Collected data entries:
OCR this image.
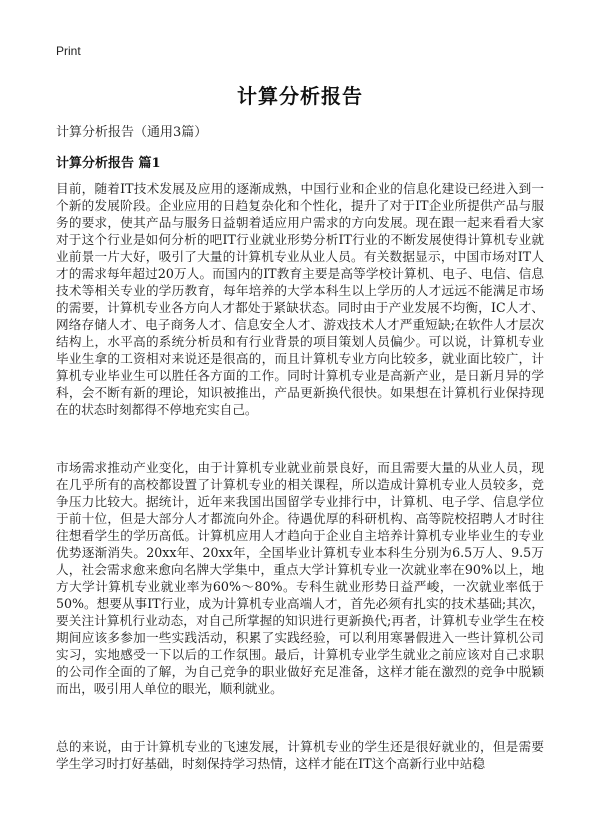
Print
计算分析报告
计算分析报告（通用3篇）
计算分析报告 篇1

目前，随着IT技术发展及应用的逐渐成熟，中国行业和企业的信息化建设已经进入到一个新的发展阶段。企业应用的日趋复杂化和个性化，提升了对于IT企业所提供产品与服务的要求，使其产品与服务日益朝着适应用户需求的方向发展。现在跟一起来看看大家对于这个行业是如何分析的吧IT行业就业形势分析IT行业的不断发展使得计算机专业就业前景一片大好，吸引了大量的计算机专业从业人员。有关数据显示，中国市场对IT人才的需求每年超过20万人。而国内的IT教育主要是高等学校计算机、电子、电信、信息技术等相关专业的学历教育，每年培养的大学本科生以上学历的人才远远不能满足市场的需要，计算机专业各方向人才都处于紧缺状态。同时由于产业发展不均衡，IC人才、网络存储人才、电子商务人才、信息安全人才、游戏技术人才严重短缺;在软件人才层次结构上，水平高的系统分析员和有行业背景的项目策划人员偏少。可以说，计算机专业毕业生拿的工资相对来说还是很高的，而且计算机专业方向比较多，就业面比较广，计算机专业毕业生可以胜任各方面的工作。同时计算机专业是高新产业，是日新月异的学科，会不断有新的理论，知识被推出，产品更新换代很快。如果想在计算机行业保持现在的状态时刻都得不停地充实自己。

市场需求推动产业变化，由于计算机专业就业前景良好，而且需要大量的从业人员，现在几乎所有的高校都设置了计算机专业的相关课程，所以造成计算机专业人员较多，竞争压力比较大。据统计，近年来我国出国留学专业排行中，计算机、电子学、信息学位于前十位，但是大部分人才都流向外企。待遇优厚的科研机构、高等院校招聘人才时往往想看学生的学历高低。计算机应用人才趋向于企业自主培养计算机专业毕业生的专业优势逐渐消失。20xx年、20xx年，全国毕业计算机专业本科生分别为6.5万人、9.5万人，社会需求愈来愈向名牌大学集中，重点大学计算机专业一次就业率在90%以上，地方大学计算机专业就业率为60%～80%。专科生就业形势日益严峻，一次就业率低于50%。想要从事IT行业，成为计算机专业高端人才，首先必须有扎实的技术基础;其次，要关注计算机行业动态，对自己所掌握的知识进行更新换代;再者，计算机专业学生在校期间应该多参加一些实践活动，积累了实践经验，可以利用寒暑假进入一些计算机公司实习，实地感受一下以后的工作氛围。最后，计算机专业学生就业之前应该对自己求职的公司作全面的了解，为自己竞争的职业做好充足准备，这样才能在激烈的竞争中脱颖而出，吸引用人单位的眼光，顺利就业。

总的来说，由于计算机专业的飞速发展，计算机专业的学生还是很好就业的，但是需要学生学习时打好基础，时刻保持学习热情，这样才能在IT这个高新行业中站稳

WORK REQUIRED: Without the pictures, restate all the entries above exactly.

FINAL RESULT:
OCR this image.
Print
计算分析报告
计算分析报告（通用3篇）
计算分析报告 篇1

目前，随着IT技术发展及应用的逐渐成熟，中国行业和企业的信息化建设已经进入到一个新的发展阶段。企业应用的日趋复杂化和个性化，提升了对于IT企业所提供产品与服务的要求，使其产品与服务日益朝着适应用户需求的方向发展。现在跟一起来看看大家对于这个行业是如何分析的吧IT行业就业形势分析IT行业的不断发展使得计算机专业就业前景一片大好，吸引了大量的计算机专业从业人员。有关数据显示，中国市场对IT人才的需求每年超过20万人。而国内的IT教育主要是高等学校计算机、电子、电信、信息技术等相关专业的学历教育，每年培养的大学本科生以上学历的人才远远不能满足市场的需要，计算机专业各方向人才都处于紧缺状态。同时由于产业发展不均衡，IC人才、网络存储人才、电子商务人才、信息安全人才、游戏技术人才严重短缺;在软件人才层次结构上，水平高的系统分析员和有行业背景的项目策划人员偏少。可以说，计算机专业毕业生拿的工资相对来说还是很高的，而且计算机专业方向比较多，就业面比较广，计算机专业毕业生可以胜任各方面的工作。同时计算机专业是高新产业，是日新月异的学科，会不断有新的理论，知识被推出，产品更新换代很快。如果想在计算机行业保持现在的状态时刻都得不停地充实自己。

市场需求推动产业变化，由于计算机专业就业前景良好，而且需要大量的从业人员，现在几乎所有的高校都设置了计算机专业的相关课程，所以造成计算机专业人员较多，竞争压力比较大。据统计，近年来我国出国留学专业排行中，计算机、电子学、信息学位于前十位，但是大部分人才都流向外企。待遇优厚的科研机构、高等院校招聘人才时往往想看学生的学历高低。计算机应用人才趋向于企业自主培养计算机专业毕业生的专业优势逐渐消失。20xx年、20xx年，全国毕业计算机专业本科生分别为6.5万人、9.5万人，社会需求愈来愈向名牌大学集中，重点大学计算机专业一次就业率在90%以上，地方大学计算机专业就业率为60%～80%。专科生就业形势日益严峻，一次就业率低于50%。想要从事IT行业，成为计算机专业高端人才，首先必须有扎实的技术基础;其次，要关注计算机行业动态，对自己所掌握的知识进行更新换代;再者，计算机专业学生在校期间应该多参加一些实践活动，积累了实践经验，可以利用寒暑假进入一些计算机公司实习，实地感受一下以后的工作氛围。最后，计算机专业学生就业之前应该对自己求职的公司作全面的了解，为自己竞争的职业做好充足准备，这样才能在激烈的竞争中脱颖而出，吸引用人单位的眼光，顺利就业。

总的来说，由于计算机专业的飞速发展，计算机专业的学生还是很好就业的，但是需要学生学习时打好基础，时刻保持学习热情，这样才能在IT这个高新行业中站稳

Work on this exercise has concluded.